◆ **What needs to be done**
Exactly reproduce all the records, keeping pictures out of the copy.

◆ **Records for this task**
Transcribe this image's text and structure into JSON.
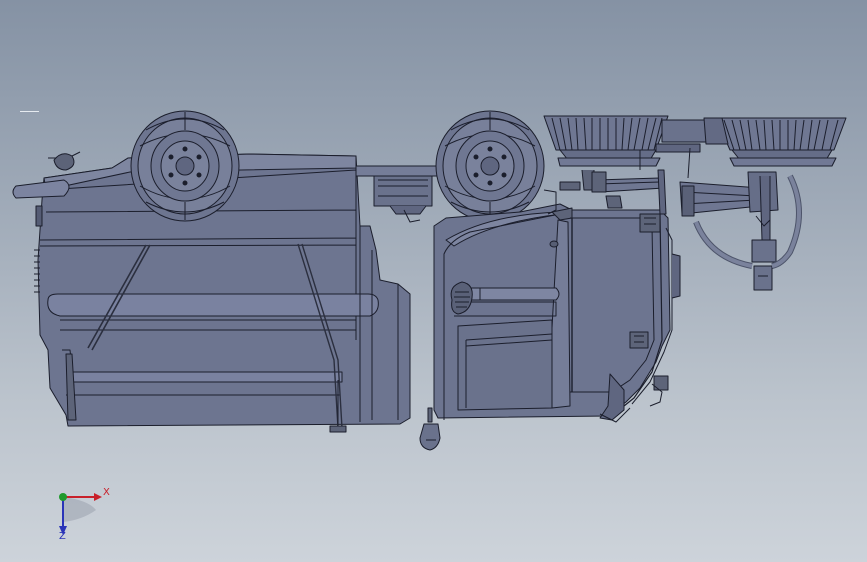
{
  "viewport": {
    "background_top": "#8592a4",
    "background_bottom": "#cdd3da"
  },
  "model": {
    "body_fill": "#6d7590",
    "edge_color": "#1b1e2c",
    "highlight": "#8a92ab",
    "shadow": "#565d76"
  },
  "triad": {
    "x_label": "X",
    "z_label": "Z",
    "x_color": "#c8202a",
    "y_color": "#1f9a2c",
    "z_color": "#2a34b8"
  }
}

◆ **Task result**
Transcribe this image's text and structure into JSON.
{
  "viewport": {
    "background_top": "#8592a4",
    "background_bottom": "#cdd3da"
  },
  "model": {
    "body_fill": "#6d7590",
    "edge_color": "#1b1e2c",
    "highlight": "#8a92ab",
    "shadow": "#565d76"
  },
  "triad": {
    "x_label": "X",
    "z_label": "Z",
    "x_color": "#c8202a",
    "y_color": "#1f9a2c",
    "z_color": "#2a34b8"
  }
}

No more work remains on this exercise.